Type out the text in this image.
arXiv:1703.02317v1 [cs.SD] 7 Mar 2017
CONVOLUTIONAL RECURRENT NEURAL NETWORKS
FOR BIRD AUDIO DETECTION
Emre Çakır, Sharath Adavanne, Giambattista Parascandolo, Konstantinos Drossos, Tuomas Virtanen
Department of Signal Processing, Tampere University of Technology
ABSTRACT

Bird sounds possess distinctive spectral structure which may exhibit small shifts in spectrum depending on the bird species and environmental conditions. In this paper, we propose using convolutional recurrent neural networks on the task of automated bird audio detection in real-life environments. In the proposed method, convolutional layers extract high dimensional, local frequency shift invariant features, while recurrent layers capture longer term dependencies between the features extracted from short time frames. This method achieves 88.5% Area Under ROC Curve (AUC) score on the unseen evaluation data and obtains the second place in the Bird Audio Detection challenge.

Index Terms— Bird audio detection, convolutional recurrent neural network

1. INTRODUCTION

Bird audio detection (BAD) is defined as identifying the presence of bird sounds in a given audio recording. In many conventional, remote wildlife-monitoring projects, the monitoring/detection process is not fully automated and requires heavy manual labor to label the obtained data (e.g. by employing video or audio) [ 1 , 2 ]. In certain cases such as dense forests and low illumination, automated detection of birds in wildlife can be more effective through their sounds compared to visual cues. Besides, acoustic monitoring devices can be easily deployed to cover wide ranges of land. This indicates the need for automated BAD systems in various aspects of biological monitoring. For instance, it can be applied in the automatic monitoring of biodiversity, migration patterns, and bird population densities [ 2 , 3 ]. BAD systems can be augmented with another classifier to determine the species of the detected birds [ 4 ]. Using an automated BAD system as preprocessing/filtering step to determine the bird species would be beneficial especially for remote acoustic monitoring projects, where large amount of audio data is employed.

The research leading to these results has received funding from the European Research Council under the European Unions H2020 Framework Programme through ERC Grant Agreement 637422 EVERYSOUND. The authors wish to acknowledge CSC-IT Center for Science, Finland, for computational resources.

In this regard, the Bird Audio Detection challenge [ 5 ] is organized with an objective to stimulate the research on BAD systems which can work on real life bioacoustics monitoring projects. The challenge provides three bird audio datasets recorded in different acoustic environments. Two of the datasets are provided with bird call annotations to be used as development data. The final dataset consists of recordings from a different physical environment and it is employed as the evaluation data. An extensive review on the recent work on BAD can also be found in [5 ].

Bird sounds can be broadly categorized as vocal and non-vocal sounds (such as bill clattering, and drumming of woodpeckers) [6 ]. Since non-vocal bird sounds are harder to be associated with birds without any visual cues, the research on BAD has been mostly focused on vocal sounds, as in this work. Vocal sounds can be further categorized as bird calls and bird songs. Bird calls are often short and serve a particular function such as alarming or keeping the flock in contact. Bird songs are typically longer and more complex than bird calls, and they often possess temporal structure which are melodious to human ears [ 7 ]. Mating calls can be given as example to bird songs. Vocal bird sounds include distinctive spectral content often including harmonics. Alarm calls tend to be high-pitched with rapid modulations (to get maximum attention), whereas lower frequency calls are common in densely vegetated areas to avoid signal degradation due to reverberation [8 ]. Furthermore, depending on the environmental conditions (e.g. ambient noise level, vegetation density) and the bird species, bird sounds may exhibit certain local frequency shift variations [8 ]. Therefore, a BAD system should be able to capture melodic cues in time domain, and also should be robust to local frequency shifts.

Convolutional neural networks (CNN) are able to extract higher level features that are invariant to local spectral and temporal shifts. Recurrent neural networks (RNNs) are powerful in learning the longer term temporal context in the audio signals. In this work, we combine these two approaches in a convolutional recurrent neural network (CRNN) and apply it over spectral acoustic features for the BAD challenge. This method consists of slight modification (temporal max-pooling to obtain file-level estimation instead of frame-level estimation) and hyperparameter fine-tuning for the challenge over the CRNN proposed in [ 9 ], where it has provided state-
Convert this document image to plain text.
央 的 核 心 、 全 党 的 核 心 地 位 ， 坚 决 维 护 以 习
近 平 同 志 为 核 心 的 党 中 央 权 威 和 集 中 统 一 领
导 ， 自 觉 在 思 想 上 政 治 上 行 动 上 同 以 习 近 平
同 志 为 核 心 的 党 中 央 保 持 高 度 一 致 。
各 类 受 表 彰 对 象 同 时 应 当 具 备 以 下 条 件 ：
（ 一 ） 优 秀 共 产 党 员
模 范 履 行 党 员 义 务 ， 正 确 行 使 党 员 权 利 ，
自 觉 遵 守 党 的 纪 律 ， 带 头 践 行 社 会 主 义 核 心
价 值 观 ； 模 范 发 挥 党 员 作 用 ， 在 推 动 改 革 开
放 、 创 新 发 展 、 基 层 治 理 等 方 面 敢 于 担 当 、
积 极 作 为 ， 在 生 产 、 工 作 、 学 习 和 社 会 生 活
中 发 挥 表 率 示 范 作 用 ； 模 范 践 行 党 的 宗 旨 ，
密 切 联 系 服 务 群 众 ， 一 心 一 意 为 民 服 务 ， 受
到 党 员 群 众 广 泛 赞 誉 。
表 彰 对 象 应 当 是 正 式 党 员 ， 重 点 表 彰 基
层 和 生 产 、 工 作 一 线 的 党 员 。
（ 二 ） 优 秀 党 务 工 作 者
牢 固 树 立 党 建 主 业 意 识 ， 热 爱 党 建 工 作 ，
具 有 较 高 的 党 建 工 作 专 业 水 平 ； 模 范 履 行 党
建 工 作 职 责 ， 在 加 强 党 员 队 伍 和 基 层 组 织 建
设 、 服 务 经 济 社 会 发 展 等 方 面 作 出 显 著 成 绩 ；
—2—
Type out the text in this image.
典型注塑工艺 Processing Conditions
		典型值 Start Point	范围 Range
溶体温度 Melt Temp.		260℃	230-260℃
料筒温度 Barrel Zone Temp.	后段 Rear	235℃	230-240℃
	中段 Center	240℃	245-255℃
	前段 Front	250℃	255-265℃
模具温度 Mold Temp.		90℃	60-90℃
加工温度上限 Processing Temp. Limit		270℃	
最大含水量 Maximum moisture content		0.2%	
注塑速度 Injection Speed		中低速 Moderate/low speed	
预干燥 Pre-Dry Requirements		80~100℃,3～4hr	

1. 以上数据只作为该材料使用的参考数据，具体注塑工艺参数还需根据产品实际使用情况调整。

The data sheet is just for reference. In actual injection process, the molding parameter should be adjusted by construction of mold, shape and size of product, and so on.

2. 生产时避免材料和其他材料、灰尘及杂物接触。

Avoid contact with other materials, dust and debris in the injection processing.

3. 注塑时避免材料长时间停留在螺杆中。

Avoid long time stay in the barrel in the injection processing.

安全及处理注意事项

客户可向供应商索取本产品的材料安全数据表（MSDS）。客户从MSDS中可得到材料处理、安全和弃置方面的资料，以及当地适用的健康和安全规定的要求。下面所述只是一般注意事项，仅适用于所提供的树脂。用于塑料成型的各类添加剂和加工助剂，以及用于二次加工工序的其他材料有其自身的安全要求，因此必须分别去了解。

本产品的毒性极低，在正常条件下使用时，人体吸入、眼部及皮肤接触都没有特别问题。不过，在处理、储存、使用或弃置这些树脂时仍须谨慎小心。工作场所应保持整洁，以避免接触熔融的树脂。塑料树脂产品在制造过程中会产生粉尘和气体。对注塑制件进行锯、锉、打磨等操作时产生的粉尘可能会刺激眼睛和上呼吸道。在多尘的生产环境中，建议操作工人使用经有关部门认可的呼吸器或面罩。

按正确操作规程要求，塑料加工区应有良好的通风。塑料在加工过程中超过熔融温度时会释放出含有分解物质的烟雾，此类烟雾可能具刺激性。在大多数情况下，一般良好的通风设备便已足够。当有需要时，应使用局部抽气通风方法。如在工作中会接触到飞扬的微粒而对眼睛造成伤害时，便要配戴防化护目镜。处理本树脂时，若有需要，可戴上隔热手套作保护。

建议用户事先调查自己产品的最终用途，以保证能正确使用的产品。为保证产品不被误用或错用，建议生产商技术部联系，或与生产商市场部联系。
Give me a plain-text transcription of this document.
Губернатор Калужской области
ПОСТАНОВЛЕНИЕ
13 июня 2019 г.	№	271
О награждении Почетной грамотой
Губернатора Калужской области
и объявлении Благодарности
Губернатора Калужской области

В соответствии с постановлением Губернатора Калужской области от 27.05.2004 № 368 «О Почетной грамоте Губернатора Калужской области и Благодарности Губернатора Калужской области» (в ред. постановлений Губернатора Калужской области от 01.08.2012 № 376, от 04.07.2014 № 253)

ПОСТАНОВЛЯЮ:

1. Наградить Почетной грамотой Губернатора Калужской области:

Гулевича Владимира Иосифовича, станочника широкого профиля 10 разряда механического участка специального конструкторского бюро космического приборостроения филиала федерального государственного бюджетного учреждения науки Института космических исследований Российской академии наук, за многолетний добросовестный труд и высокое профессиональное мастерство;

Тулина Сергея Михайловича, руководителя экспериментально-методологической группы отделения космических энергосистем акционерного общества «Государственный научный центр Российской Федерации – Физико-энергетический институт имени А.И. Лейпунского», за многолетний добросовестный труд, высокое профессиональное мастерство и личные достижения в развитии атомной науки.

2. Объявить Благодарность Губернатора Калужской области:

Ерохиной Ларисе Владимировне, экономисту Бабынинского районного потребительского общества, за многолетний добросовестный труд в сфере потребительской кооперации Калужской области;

» **Problem statement**
Lines of the material that contain the word "invariant" are to be gathered.

» **Answer in full**
Bird sounds possess distinctive spectral structure which may exhibit small shifts in spectrum depending on the bird species and environmental conditions. In this paper, we propose using convolutional recurrent neural networks on the task of automated bird audio detection in real-life environments. In the proposed method, convolutional layers extract high dimensional, local frequency shift invariant features, while recurrent layers capture longer term dependencies between the features extracted from short time frames. This method achieves 88.5% Area Under ROC Curve (AUC) score on the unseen evaluation data and obtains the second place in the Bird Audio Detection challenge.
Convolutional neural networks (CNN) are able to extract higher level features that are invariant to local spectral and temporal shifts. Recurrent neural networks (RNNs) are powerful in learning the longer term temporal context in the audio signals. In this work, we combine these two approaches in a convolutional recurrent neural network (CRNN) and apply it over spectral acoustic features for the BAD challenge. This method consists of slight modification (temporal max-pooling to obtain file-level estimation instead of frame-level estimation) and hyperparameter fine-tuning for the challenge over the CRNN proposed in [ 9 ], where it has provided state-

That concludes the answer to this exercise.